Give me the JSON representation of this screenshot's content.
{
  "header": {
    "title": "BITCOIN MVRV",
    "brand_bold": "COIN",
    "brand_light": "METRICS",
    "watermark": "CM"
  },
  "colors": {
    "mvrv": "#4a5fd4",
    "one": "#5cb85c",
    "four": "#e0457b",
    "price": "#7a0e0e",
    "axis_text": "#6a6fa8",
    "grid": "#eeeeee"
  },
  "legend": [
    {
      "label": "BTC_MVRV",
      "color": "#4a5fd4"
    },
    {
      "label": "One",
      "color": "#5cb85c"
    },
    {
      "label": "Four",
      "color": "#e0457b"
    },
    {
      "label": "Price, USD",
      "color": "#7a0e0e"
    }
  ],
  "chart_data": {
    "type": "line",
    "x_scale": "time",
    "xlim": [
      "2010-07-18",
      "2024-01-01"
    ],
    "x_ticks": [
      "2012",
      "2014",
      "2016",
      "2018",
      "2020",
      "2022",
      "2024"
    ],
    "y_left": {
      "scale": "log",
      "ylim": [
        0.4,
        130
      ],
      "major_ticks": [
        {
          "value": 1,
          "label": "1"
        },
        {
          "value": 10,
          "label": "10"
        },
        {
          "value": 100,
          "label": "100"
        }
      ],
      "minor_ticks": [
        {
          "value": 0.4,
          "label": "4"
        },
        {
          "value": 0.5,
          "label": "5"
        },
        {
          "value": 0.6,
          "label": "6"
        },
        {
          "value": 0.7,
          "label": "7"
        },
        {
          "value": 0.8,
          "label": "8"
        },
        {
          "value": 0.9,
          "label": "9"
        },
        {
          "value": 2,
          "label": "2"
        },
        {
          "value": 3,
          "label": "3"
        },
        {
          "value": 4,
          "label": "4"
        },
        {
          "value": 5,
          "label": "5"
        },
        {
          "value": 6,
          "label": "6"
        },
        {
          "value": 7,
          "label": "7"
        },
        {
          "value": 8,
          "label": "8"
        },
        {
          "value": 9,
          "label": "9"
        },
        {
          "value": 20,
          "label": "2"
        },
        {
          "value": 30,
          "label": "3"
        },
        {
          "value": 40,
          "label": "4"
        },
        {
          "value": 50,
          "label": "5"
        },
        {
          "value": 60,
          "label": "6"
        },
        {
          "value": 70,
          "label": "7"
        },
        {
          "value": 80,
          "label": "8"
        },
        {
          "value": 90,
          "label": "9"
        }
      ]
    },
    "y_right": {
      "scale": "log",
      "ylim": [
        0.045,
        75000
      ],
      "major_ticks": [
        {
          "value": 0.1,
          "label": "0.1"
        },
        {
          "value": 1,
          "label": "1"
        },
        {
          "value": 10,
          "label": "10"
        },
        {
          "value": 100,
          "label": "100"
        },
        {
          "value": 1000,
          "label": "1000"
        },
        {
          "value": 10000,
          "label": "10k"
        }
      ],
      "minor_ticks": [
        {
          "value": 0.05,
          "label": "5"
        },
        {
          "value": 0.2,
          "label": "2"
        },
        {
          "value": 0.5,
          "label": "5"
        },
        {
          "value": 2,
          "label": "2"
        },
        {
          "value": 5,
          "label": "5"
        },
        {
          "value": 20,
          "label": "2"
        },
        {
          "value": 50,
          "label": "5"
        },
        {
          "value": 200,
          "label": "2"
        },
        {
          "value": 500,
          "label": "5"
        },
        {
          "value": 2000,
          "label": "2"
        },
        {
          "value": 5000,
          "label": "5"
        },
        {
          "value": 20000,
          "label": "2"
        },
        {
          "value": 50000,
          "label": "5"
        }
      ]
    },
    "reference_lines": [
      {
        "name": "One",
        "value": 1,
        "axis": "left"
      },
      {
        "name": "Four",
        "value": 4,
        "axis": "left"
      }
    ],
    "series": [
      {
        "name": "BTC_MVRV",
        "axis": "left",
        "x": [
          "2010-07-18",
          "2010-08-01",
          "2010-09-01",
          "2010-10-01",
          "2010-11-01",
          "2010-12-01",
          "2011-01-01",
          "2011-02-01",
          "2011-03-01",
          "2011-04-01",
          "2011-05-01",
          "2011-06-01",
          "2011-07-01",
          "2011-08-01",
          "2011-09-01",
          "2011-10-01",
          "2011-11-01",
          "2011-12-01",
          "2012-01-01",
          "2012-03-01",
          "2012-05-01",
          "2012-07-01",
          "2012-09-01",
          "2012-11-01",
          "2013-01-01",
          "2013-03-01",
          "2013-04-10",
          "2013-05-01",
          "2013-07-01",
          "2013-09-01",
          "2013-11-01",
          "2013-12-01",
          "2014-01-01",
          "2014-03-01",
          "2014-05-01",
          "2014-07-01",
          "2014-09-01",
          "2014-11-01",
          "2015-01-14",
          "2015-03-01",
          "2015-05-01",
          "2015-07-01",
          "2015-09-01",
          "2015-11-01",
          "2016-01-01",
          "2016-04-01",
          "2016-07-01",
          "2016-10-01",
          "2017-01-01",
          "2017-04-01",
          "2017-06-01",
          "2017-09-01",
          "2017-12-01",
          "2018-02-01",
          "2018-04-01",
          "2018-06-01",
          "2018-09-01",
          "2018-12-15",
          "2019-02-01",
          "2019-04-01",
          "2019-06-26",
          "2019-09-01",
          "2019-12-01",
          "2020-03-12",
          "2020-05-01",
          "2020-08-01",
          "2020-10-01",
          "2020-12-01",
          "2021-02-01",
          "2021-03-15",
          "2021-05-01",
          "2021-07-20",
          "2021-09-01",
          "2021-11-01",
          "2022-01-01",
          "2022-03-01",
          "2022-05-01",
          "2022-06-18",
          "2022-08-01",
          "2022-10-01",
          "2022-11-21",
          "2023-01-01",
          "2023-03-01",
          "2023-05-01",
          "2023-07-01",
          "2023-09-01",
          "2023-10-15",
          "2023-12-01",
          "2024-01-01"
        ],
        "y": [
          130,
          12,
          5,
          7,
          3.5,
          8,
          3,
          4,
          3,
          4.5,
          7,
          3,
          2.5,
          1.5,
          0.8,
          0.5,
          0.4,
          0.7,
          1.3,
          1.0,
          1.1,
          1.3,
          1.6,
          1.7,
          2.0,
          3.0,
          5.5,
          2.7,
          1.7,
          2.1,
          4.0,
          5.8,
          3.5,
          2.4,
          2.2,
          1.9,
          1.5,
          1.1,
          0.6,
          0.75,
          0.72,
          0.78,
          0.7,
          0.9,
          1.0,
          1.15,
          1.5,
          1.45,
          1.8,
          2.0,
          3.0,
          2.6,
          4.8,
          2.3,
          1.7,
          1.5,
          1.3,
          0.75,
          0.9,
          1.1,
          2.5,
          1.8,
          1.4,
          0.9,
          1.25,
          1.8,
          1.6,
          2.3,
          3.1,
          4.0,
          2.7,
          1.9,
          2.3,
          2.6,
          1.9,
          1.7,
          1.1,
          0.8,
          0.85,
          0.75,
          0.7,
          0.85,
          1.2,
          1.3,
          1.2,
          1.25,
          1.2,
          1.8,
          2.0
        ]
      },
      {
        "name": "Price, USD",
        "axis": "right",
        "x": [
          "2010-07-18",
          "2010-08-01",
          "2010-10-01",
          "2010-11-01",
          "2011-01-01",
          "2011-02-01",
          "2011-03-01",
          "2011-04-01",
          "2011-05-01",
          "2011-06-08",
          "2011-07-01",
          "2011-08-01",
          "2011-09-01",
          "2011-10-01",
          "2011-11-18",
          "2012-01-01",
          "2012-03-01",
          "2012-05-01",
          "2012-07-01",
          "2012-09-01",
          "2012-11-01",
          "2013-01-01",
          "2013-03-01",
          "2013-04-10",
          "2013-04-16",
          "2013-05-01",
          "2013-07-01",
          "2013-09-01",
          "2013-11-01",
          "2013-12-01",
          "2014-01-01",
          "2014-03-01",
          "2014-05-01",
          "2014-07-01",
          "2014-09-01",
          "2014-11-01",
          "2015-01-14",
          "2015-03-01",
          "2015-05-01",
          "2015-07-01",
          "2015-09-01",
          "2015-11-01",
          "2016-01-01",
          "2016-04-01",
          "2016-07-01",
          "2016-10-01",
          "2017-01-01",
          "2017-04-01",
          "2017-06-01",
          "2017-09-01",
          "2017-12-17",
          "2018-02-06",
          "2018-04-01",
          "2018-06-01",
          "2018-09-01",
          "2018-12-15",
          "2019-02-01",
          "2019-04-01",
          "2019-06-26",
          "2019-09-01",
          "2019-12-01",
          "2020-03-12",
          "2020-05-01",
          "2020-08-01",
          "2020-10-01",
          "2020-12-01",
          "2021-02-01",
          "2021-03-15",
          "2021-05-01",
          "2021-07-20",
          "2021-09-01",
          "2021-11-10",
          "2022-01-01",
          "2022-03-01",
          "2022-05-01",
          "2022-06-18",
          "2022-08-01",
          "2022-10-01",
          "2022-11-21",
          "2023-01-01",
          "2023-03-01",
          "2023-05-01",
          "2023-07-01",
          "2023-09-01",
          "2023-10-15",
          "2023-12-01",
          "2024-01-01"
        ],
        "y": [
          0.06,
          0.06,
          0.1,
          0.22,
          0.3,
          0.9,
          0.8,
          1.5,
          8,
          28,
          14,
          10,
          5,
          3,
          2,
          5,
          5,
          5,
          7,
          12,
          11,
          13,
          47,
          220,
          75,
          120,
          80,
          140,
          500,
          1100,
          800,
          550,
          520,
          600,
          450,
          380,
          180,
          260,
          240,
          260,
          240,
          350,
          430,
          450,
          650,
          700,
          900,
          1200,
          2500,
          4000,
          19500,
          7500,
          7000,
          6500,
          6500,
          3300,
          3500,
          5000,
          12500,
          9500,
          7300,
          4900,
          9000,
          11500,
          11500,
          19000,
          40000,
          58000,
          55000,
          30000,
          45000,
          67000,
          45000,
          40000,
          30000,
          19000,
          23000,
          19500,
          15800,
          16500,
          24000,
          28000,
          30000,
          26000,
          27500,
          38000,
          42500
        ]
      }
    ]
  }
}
====
_Goal_
Show, from the material above, each line that includes the string "name".

_Task result_
        "name": "One",
        "name": "Four",
        "name": "BTC_MVRV",
        "name": "Price, USD",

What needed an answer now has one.